> **Required work**:
Exactly and only the lines from the one containing "Give me the" through the close of the entries below are to be set down.

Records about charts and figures
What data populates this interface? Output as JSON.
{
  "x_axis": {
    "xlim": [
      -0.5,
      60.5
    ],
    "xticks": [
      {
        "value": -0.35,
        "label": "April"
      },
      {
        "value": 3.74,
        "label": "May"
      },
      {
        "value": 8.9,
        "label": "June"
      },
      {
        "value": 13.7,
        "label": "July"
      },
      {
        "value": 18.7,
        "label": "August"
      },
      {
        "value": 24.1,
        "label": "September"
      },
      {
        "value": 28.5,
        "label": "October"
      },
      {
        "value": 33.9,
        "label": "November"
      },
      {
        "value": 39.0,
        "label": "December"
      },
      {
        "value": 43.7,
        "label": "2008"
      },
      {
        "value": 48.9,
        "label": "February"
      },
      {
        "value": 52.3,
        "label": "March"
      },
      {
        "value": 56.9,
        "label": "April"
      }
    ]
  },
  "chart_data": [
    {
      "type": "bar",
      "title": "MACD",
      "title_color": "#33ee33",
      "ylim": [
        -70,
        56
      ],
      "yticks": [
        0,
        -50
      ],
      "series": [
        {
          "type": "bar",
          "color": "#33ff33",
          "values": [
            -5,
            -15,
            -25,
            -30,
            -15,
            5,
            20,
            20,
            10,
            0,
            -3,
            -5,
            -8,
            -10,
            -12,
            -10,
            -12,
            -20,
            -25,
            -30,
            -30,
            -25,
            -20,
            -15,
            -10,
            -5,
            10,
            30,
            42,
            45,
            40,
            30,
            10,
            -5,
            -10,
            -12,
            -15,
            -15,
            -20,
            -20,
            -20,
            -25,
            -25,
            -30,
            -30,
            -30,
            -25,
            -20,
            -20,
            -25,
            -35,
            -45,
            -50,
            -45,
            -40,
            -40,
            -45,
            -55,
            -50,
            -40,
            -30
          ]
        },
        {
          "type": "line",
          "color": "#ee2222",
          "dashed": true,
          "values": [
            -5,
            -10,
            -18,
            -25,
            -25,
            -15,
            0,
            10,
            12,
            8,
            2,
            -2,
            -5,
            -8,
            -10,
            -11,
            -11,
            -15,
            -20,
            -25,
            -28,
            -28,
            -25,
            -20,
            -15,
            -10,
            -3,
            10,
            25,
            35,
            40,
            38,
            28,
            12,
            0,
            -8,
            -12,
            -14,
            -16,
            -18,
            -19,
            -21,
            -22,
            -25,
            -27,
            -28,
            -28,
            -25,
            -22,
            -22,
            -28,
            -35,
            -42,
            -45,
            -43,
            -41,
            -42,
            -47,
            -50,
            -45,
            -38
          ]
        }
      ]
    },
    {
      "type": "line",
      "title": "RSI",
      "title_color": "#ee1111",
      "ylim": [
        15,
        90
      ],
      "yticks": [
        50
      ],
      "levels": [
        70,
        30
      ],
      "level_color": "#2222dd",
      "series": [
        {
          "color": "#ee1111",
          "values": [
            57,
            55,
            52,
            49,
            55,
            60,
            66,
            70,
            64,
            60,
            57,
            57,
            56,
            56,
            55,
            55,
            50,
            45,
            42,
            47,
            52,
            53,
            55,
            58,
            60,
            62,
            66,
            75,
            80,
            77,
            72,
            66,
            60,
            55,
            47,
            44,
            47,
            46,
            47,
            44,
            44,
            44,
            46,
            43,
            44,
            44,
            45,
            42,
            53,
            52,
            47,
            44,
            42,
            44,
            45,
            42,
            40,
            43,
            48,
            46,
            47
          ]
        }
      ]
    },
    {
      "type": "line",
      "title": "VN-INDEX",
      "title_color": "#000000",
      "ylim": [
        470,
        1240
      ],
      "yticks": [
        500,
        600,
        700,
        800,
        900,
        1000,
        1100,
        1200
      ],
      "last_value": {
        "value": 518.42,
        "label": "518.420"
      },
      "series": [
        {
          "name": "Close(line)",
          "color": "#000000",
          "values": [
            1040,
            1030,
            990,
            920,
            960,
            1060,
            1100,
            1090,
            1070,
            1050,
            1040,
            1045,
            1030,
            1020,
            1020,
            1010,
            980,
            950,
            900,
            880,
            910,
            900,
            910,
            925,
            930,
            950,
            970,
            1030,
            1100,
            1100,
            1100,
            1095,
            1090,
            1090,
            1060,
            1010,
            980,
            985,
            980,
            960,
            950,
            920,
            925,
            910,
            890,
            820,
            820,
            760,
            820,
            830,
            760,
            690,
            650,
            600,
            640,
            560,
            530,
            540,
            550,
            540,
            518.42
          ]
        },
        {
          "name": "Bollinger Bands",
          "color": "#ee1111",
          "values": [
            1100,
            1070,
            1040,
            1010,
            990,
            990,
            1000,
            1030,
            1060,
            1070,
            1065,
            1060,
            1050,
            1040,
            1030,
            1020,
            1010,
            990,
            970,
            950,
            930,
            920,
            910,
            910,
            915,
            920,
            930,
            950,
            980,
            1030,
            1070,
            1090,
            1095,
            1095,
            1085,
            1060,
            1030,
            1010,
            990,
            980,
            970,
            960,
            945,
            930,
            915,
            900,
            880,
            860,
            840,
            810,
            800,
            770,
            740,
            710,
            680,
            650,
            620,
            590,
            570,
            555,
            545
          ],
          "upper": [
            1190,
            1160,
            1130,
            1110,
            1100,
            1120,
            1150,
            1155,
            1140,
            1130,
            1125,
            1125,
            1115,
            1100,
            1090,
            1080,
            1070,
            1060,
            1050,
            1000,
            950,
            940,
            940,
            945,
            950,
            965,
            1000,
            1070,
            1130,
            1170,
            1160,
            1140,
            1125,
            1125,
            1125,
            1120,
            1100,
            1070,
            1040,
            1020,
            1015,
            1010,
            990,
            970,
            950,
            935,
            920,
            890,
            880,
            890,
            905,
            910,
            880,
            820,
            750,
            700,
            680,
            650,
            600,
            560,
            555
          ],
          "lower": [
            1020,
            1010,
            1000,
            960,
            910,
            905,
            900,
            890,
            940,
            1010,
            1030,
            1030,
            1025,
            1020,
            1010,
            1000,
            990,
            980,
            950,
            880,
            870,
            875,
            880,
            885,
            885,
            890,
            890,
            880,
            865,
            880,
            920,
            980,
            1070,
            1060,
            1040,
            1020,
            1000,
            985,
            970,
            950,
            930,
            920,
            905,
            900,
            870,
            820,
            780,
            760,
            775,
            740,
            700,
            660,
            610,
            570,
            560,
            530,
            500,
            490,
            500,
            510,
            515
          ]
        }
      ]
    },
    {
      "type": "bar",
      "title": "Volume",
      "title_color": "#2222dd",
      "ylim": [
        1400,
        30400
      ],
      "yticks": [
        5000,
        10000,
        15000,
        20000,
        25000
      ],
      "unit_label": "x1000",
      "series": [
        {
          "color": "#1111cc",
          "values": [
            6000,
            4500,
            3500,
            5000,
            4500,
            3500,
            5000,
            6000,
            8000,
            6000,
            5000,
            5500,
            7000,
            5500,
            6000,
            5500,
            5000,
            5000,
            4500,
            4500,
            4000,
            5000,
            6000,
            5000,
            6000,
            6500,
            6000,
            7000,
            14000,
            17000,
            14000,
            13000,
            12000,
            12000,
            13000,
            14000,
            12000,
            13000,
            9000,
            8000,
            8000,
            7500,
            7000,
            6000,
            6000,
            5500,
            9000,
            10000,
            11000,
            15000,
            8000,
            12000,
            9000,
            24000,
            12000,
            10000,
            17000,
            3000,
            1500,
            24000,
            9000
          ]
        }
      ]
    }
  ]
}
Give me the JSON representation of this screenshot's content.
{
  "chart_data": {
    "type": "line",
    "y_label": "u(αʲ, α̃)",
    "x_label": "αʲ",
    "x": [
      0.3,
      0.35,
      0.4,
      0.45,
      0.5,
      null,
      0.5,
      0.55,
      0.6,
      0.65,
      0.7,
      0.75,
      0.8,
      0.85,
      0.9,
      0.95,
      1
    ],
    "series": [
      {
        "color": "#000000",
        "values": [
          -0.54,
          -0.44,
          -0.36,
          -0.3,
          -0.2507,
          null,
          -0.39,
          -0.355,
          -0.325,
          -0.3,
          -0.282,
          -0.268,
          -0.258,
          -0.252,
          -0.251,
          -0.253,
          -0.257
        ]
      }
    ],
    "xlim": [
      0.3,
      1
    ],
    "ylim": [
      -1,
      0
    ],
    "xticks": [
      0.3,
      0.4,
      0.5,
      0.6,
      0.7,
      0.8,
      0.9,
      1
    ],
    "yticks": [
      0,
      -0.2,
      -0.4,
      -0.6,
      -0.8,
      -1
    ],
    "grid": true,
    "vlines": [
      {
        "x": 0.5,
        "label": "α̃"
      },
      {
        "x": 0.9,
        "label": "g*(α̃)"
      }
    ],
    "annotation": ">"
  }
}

> **Task solution**:
Give me the JSON representation of this screenshot's content.
{
  "chart_data": {
    "type": "line",
    "y_label": "u(αʲ, α̃)",
    "x_label": "αʲ",
    "x": [
      0.3,
      0.35,
      0.4,
      0.45,
      0.5,
      null,
      0.5,
      0.55,
      0.6,
      0.65,
      0.7,
      0.75,
      0.8,
      0.85,
      0.9,
      0.95,
      1
    ],
    "series": [
      {
        "color": "#000000",
        "values": [
          -0.54,
          -0.44,
          -0.36,
          -0.3,
          -0.2507,
          null,
          -0.39,
          -0.355,
          -0.325,
          -0.3,
          -0.282,
          -0.268,
          -0.258,
          -0.252,
          -0.251,
          -0.253,
          -0.257
        ]
      }
    ],
    "xlim": [
      0.3,
      1
    ],
    "ylim": [
      -1,
      0
    ],
    "xticks": [
      0.3,
      0.4,
      0.5,
      0.6,
      0.7,
      0.8,
      0.9,
      1
    ],
    "yticks": [
      0,
      -0.2,
      -0.4,
      -0.6,
      -0.8,
      -1
    ],
    "grid": true,
    "vlines": [
      {
        "x": 0.5,
        "label": "α̃"
      },
      {
        "x": 0.9,
        "label": "g*(α̃)"
      }
    ],
    "annotation": ">"
  }
}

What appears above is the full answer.